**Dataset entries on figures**
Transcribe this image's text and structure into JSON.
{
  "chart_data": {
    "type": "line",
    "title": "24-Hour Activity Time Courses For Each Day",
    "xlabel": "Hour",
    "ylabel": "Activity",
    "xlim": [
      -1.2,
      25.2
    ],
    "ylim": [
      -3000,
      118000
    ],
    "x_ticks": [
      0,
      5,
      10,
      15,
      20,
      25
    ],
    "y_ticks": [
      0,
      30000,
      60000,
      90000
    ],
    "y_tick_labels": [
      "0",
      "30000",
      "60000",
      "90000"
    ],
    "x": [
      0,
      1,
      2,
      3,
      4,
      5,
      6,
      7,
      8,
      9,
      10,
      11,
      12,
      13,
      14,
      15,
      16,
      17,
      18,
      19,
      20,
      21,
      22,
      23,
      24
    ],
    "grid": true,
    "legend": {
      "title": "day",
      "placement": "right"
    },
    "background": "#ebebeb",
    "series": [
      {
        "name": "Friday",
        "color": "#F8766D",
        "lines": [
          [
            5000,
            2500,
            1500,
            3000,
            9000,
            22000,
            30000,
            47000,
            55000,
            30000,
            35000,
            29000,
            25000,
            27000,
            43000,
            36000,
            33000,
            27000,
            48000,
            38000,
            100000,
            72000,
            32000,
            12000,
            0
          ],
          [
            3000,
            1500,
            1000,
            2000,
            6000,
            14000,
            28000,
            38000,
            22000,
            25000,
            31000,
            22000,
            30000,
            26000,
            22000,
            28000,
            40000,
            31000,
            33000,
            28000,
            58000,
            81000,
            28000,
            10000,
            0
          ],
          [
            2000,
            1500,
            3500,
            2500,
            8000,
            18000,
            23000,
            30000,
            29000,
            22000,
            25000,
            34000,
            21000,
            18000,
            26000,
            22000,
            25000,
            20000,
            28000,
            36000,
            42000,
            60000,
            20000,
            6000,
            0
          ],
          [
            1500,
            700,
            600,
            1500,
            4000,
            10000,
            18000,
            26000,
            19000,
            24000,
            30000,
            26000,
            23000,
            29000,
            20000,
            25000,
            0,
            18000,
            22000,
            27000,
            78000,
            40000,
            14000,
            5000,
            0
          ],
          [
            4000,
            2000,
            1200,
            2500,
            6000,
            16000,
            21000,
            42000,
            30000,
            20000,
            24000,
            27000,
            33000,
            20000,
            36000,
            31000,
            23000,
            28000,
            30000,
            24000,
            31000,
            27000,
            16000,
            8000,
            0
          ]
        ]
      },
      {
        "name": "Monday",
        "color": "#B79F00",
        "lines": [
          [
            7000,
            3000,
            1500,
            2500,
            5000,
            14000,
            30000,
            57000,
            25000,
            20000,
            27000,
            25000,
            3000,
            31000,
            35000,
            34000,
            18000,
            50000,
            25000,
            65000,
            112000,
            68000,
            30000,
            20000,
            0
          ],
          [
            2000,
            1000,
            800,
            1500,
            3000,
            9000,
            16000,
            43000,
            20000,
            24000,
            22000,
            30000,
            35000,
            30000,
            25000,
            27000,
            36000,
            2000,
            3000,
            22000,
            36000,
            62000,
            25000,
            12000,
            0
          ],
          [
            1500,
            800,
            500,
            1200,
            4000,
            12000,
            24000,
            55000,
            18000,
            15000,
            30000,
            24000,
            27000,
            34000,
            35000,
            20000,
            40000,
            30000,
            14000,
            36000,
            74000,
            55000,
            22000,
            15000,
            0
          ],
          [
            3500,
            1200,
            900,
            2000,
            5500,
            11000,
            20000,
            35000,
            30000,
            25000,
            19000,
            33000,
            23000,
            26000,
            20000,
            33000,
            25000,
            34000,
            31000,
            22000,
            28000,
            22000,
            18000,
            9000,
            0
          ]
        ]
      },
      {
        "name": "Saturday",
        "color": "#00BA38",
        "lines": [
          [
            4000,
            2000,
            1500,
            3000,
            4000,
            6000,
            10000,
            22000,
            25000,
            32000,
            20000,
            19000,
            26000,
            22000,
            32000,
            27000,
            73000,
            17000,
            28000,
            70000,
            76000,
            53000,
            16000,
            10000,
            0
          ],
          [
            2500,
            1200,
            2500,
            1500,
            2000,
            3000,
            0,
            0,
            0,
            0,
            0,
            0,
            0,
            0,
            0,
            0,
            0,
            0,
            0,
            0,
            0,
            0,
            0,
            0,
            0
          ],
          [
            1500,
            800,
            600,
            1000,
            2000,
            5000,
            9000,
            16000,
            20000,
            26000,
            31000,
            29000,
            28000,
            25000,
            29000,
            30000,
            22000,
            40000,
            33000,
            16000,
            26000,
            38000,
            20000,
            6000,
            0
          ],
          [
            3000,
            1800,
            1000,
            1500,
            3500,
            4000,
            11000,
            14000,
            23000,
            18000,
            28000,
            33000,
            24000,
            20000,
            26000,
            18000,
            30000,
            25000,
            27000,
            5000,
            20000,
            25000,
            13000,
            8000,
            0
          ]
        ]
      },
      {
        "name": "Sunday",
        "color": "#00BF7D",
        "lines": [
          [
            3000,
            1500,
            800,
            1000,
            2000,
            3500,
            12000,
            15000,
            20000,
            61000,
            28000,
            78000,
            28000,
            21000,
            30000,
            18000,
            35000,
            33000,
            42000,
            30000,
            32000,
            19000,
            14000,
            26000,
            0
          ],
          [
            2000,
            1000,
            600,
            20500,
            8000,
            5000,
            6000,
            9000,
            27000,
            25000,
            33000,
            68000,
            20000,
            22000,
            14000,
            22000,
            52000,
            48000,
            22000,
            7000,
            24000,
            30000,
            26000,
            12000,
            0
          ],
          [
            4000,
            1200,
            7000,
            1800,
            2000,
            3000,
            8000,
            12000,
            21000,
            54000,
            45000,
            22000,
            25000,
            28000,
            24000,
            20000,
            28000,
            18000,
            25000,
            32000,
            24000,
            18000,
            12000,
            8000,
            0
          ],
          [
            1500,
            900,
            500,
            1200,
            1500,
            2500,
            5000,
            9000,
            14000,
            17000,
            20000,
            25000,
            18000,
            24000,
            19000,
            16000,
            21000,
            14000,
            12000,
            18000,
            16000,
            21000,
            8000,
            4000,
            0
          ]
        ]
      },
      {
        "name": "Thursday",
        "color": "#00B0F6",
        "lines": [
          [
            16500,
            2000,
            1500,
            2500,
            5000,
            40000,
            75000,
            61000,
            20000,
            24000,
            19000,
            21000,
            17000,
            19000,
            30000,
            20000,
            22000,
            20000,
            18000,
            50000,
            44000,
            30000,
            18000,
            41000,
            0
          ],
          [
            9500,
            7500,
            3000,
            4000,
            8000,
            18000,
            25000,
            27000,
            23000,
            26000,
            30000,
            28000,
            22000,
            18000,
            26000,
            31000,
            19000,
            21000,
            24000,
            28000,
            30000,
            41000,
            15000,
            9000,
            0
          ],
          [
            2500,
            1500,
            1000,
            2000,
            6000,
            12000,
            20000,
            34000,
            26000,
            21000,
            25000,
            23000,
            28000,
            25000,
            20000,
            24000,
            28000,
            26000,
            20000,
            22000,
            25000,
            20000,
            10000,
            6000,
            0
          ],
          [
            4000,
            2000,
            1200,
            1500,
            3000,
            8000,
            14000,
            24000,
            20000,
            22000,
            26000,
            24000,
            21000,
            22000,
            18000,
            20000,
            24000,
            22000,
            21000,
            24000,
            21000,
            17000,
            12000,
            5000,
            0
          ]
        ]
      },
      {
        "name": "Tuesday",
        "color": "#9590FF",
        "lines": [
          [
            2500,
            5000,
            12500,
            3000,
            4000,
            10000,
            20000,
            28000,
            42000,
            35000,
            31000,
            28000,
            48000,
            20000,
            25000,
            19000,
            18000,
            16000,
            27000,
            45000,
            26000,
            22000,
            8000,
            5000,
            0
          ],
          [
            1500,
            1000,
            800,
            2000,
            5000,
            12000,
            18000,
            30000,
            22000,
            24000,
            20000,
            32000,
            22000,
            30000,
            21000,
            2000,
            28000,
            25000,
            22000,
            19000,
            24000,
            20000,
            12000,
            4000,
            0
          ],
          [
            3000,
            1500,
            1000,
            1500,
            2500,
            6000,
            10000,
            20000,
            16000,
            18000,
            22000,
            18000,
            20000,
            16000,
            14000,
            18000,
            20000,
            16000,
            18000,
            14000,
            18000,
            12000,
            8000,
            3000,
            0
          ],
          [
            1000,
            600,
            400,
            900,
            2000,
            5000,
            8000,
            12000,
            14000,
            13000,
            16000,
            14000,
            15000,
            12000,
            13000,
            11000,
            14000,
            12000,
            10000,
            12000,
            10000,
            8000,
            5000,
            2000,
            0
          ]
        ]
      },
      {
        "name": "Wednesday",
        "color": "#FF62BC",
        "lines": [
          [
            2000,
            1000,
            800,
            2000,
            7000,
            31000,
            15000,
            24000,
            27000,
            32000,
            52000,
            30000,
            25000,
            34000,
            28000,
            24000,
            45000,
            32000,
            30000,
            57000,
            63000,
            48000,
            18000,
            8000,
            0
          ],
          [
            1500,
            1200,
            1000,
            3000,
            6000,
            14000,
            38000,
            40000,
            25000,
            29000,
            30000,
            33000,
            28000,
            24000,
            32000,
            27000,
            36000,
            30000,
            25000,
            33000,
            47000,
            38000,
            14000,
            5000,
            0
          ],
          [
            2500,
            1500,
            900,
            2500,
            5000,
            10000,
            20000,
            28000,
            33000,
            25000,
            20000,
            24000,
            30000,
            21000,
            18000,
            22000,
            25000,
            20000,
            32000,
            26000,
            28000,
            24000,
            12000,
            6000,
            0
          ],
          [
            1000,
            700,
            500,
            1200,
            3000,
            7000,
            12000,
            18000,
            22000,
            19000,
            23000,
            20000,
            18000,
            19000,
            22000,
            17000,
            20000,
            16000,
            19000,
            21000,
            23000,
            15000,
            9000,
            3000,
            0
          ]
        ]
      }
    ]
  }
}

**AIM**
Copy out every line of the data that includes "Hour".

**EXPECTED ANSWER**
    "title": "24-Hour Activity Time Courses For Each Day",
    "xlabel": "Hour",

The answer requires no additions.